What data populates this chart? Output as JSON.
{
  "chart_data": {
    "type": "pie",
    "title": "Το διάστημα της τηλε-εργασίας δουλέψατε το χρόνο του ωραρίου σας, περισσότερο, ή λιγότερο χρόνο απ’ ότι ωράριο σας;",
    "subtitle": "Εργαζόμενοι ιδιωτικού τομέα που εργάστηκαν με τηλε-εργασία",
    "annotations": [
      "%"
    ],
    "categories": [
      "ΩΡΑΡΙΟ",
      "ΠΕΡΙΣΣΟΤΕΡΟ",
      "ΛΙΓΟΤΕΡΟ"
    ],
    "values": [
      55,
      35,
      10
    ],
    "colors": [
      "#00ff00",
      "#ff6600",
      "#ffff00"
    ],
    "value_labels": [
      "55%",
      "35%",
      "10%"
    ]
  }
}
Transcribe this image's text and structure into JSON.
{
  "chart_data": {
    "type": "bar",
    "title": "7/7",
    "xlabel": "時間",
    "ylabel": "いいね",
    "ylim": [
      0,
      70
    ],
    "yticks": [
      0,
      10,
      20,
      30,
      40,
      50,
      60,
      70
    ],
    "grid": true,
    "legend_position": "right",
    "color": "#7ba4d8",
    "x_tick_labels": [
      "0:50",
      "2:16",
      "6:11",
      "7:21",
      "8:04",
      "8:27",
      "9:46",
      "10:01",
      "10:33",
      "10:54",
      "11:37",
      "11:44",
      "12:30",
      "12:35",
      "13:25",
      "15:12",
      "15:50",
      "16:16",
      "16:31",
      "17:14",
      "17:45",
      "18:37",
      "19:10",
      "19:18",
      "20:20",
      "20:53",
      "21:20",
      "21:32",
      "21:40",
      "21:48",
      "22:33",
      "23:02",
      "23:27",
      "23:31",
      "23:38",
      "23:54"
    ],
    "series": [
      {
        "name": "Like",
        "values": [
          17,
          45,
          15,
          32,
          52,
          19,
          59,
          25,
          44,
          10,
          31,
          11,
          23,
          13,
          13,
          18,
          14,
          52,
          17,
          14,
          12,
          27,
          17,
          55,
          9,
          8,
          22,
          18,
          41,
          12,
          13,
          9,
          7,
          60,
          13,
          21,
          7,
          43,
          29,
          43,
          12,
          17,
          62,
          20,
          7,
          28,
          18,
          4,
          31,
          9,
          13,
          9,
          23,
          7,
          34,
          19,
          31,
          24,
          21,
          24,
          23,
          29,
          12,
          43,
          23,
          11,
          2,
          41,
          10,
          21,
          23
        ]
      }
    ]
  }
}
----------
Task statement: Print the whole listing again, exactly.

Exercise output:
What data populates this chart? Output as JSON.
{
  "chart_data": {
    "type": "pie",
    "title": "Το διάστημα της τηλε-εργασίας δουλέψατε το χρόνο του ωραρίου σας, περισσότερο, ή λιγότερο χρόνο απ’ ότι ωράριο σας;",
    "subtitle": "Εργαζόμενοι ιδιωτικού τομέα που εργάστηκαν με τηλε-εργασία",
    "annotations": [
      "%"
    ],
    "categories": [
      "ΩΡΑΡΙΟ",
      "ΠΕΡΙΣΣΟΤΕΡΟ",
      "ΛΙΓΟΤΕΡΟ"
    ],
    "values": [
      55,
      35,
      10
    ],
    "colors": [
      "#00ff00",
      "#ff6600",
      "#ffff00"
    ],
    "value_labels": [
      "55%",
      "35%",
      "10%"
    ]
  }
}
Transcribe this image's text and structure into JSON.
{
  "chart_data": {
    "type": "bar",
    "title": "7/7",
    "xlabel": "時間",
    "ylabel": "いいね",
    "ylim": [
      0,
      70
    ],
    "yticks": [
      0,
      10,
      20,
      30,
      40,
      50,
      60,
      70
    ],
    "grid": true,
    "legend_position": "right",
    "color": "#7ba4d8",
    "x_tick_labels": [
      "0:50",
      "2:16",
      "6:11",
      "7:21",
      "8:04",
      "8:27",
      "9:46",
      "10:01",
      "10:33",
      "10:54",
      "11:37",
      "11:44",
      "12:30",
      "12:35",
      "13:25",
      "15:12",
      "15:50",
      "16:16",
      "16:31",
      "17:14",
      "17:45",
      "18:37",
      "19:10",
      "19:18",
      "20:20",
      "20:53",
      "21:20",
      "21:32",
      "21:40",
      "21:48",
      "22:33",
      "23:02",
      "23:27",
      "23:31",
      "23:38",
      "23:54"
    ],
    "series": [
      {
        "name": "Like",
        "values": [
          17,
          45,
          15,
          32,
          52,
          19,
          59,
          25,
          44,
          10,
          31,
          11,
          23,
          13,
          13,
          18,
          14,
          52,
          17,
          14,
          12,
          27,
          17,
          55,
          9,
          8,
          22,
          18,
          41,
          12,
          13,
          9,
          7,
          60,
          13,
          21,
          7,
          43,
          29,
          43,
          12,
          17,
          62,
          20,
          7,
          28,
          18,
          4,
          31,
          9,
          13,
          9,
          23,
          7,
          34,
          19,
          31,
          24,
          21,
          24,
          23,
          29,
          12,
          43,
          23,
          11,
          2,
          41,
          10,
          21,
          23
        ]
      }
    ]
  }
}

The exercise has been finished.